Structured figure records:
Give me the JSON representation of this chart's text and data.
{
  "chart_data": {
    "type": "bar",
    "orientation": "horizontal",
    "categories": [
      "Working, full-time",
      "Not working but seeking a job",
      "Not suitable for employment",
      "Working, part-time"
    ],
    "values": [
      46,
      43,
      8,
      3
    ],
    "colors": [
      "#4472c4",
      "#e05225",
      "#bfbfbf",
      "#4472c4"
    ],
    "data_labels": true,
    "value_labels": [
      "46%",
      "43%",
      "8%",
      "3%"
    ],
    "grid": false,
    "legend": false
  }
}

» **OBJECTIVE**
Using the listing, copy every line where the word "time" shows up.

» **ANSWER TO THE TASK**
      "Working, full-time",
      "Working, part-time"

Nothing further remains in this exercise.